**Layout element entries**
===

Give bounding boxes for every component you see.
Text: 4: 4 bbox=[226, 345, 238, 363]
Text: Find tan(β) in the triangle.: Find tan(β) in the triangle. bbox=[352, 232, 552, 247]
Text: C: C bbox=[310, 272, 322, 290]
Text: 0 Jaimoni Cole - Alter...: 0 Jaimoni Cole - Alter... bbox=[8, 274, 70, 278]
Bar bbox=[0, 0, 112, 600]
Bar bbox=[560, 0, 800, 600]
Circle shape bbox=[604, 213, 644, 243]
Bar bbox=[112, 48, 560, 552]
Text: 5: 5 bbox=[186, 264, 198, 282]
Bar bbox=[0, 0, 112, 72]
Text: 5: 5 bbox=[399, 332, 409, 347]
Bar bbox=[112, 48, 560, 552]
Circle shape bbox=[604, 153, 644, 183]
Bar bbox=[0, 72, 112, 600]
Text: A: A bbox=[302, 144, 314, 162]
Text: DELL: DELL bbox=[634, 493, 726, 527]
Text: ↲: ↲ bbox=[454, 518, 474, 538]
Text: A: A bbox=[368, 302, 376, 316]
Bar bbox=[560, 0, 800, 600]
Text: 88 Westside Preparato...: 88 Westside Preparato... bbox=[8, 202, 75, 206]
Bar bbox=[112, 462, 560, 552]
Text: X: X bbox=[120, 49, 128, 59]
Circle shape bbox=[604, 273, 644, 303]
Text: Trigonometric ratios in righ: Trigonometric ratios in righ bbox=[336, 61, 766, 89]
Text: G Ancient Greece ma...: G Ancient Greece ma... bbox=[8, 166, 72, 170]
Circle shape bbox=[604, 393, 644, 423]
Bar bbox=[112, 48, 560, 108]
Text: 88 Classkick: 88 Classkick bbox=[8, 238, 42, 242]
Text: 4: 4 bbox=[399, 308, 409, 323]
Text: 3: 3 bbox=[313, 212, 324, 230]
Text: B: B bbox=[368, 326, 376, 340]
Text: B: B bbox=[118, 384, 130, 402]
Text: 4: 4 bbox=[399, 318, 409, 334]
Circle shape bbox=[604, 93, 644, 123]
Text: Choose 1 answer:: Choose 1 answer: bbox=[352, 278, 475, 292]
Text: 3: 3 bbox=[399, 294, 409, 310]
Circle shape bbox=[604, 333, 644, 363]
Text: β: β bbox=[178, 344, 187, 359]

===

**What the task asks**
Will you edit the records so that every "Circle shape" reads "Round shape", leaving everything else as it is?

**Response for this exercise**
Give bounding boxes for every component you see.
Text: 4: 4 bbox=[226, 345, 238, 363]
Text: Find tan(β) in the triangle.: Find tan(β) in the triangle. bbox=[352, 232, 552, 247]
Text: C: C bbox=[310, 272, 322, 290]
Text: 0 Jaimoni Cole - Alter...: 0 Jaimoni Cole - Alter... bbox=[8, 274, 70, 278]
Bar bbox=[0, 0, 112, 600]
Bar bbox=[560, 0, 800, 600]
Round shape bbox=[604, 213, 644, 243]
Bar bbox=[112, 48, 560, 552]
Text: 5: 5 bbox=[186, 264, 198, 282]
Bar bbox=[0, 0, 112, 72]
Text: 5: 5 bbox=[399, 332, 409, 347]
Bar bbox=[112, 48, 560, 552]
Round shape bbox=[604, 153, 644, 183]
Bar bbox=[0, 72, 112, 600]
Text: A: A bbox=[302, 144, 314, 162]
Text: DELL: DELL bbox=[634, 493, 726, 527]
Text: ↲: ↲ bbox=[454, 518, 474, 538]
Text: A: A bbox=[368, 302, 376, 316]
Bar bbox=[560, 0, 800, 600]
Text: 88 Westside Preparato...: 88 Westside Preparato... bbox=[8, 202, 75, 206]
Bar bbox=[112, 462, 560, 552]
Text: X: X bbox=[120, 49, 128, 59]
Round shape bbox=[604, 273, 644, 303]
Text: Trigonometric ratios in righ: Trigonometric ratios in righ bbox=[336, 61, 766, 89]
Text: G Ancient Greece ma...: G Ancient Greece ma... bbox=[8, 166, 72, 170]
Round shape bbox=[604, 393, 644, 423]
Bar bbox=[112, 48, 560, 108]
Text: 88 Classkick: 88 Classkick bbox=[8, 238, 42, 242]
Text: 4: 4 bbox=[399, 308, 409, 323]
Text: 3: 3 bbox=[313, 212, 324, 230]
Text: B: B bbox=[368, 326, 376, 340]
Text: B: B bbox=[118, 384, 130, 402]
Text: 4: 4 bbox=[399, 318, 409, 334]
Round shape bbox=[604, 93, 644, 123]
Text: Choose 1 answer:: Choose 1 answer: bbox=[352, 278, 475, 292]
Text: 3: 3 bbox=[399, 294, 409, 310]
Round shape bbox=[604, 333, 644, 363]
Text: β: β bbox=[178, 344, 187, 359]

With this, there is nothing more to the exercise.